Exercise objective:
Read through the data and report every line in which the word "小号窗口" occurs.

Data records:
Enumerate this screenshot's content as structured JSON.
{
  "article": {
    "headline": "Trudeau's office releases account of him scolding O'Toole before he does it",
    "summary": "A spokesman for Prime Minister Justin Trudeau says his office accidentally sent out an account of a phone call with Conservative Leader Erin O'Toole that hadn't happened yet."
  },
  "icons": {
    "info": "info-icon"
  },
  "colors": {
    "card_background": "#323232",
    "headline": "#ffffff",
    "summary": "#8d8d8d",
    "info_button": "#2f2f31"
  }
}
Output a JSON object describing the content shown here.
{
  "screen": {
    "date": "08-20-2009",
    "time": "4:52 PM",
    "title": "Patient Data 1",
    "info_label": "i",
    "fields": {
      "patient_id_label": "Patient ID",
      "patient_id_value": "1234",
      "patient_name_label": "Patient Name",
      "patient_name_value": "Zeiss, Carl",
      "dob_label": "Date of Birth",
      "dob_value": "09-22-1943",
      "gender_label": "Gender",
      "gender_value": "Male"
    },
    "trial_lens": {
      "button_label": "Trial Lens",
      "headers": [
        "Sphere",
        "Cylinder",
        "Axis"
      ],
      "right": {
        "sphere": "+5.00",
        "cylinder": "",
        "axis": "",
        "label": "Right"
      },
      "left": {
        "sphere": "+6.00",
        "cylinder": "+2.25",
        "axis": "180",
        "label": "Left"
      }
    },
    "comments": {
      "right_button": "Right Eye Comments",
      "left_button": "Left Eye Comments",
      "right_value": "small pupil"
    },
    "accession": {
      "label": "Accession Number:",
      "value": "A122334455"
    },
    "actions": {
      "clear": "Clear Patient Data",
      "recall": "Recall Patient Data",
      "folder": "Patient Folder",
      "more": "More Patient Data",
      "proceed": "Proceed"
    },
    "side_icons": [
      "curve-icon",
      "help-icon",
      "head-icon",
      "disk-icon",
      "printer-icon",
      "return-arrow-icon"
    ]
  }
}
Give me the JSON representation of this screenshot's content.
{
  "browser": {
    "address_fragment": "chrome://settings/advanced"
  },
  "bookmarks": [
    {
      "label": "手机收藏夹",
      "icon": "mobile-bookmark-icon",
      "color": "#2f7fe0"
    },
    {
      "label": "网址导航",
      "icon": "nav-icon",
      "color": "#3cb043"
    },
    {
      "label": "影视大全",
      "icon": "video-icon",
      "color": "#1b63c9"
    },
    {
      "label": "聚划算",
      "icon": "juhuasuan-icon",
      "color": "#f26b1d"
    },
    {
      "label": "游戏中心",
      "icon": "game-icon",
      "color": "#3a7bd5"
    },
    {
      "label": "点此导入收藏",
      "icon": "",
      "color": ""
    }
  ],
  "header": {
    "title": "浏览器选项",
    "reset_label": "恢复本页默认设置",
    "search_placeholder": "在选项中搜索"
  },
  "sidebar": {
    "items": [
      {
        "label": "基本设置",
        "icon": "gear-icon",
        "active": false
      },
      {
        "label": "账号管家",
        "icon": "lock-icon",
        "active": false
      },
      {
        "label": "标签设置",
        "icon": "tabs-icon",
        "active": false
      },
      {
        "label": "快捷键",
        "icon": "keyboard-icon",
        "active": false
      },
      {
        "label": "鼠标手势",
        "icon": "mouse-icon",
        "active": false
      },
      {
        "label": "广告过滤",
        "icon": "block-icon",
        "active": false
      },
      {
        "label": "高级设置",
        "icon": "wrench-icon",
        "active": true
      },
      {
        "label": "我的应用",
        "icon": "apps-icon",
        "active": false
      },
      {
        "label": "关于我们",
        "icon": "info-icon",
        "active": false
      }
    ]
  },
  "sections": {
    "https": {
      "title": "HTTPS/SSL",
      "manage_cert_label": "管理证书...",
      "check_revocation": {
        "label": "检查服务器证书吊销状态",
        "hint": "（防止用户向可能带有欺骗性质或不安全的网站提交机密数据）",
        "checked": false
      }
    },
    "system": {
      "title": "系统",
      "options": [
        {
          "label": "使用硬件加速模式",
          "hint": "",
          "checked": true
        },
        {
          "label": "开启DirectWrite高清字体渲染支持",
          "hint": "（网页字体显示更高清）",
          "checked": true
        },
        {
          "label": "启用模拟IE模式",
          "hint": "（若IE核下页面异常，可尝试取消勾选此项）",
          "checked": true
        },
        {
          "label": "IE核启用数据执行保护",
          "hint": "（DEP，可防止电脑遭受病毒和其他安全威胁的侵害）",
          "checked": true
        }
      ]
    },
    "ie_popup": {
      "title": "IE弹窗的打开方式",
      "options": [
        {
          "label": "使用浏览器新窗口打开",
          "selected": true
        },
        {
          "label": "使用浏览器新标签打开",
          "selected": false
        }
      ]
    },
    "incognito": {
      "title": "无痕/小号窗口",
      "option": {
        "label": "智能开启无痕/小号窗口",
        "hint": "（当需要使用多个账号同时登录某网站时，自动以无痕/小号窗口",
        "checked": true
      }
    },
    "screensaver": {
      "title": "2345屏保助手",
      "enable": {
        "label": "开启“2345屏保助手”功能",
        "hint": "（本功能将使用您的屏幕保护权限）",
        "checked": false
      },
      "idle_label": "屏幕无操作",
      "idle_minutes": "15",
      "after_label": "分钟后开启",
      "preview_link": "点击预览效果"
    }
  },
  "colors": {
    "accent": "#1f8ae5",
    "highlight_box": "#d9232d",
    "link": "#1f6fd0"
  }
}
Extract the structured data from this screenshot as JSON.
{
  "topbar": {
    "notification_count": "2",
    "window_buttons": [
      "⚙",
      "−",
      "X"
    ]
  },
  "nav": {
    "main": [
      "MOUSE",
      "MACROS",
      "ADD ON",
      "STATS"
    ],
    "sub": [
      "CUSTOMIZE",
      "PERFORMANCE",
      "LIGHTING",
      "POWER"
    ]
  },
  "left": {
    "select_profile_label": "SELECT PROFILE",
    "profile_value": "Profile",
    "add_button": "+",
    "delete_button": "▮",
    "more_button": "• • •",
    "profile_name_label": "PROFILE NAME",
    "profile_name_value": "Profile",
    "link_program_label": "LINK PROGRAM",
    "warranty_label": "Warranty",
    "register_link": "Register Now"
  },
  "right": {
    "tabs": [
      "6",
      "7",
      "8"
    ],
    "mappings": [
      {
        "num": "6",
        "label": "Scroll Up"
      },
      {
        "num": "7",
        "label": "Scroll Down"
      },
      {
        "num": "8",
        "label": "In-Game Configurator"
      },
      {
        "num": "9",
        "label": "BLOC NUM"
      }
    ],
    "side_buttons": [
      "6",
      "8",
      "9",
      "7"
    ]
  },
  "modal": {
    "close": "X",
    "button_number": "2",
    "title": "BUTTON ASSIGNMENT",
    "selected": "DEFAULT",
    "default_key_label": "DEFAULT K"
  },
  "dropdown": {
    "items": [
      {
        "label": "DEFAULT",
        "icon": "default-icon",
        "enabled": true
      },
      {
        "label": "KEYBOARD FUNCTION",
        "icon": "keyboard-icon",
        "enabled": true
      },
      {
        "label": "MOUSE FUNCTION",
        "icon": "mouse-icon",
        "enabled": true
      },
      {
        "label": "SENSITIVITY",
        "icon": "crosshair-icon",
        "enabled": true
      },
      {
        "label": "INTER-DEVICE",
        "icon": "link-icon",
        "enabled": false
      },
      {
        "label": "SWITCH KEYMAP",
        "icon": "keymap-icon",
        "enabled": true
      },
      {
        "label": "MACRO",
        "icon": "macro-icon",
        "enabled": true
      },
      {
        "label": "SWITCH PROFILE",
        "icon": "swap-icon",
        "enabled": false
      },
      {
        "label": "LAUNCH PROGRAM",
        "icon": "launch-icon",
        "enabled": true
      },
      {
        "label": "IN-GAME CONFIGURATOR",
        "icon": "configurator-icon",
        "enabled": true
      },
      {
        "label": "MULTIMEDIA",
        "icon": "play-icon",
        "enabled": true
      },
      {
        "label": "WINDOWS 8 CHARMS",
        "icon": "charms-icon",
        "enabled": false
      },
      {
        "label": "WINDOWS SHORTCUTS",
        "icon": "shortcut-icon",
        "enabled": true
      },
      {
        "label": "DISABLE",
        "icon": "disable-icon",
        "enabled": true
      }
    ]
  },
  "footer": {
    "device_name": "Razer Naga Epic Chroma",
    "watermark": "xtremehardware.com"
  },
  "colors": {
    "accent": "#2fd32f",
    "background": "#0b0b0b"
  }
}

Complete response:
      "title": "无痕/小号窗口",
        "label": "智能开启无痕/小号窗口",
        "hint": "（当需要使用多个账号同时登录某网站时，自动以无痕/小号窗口",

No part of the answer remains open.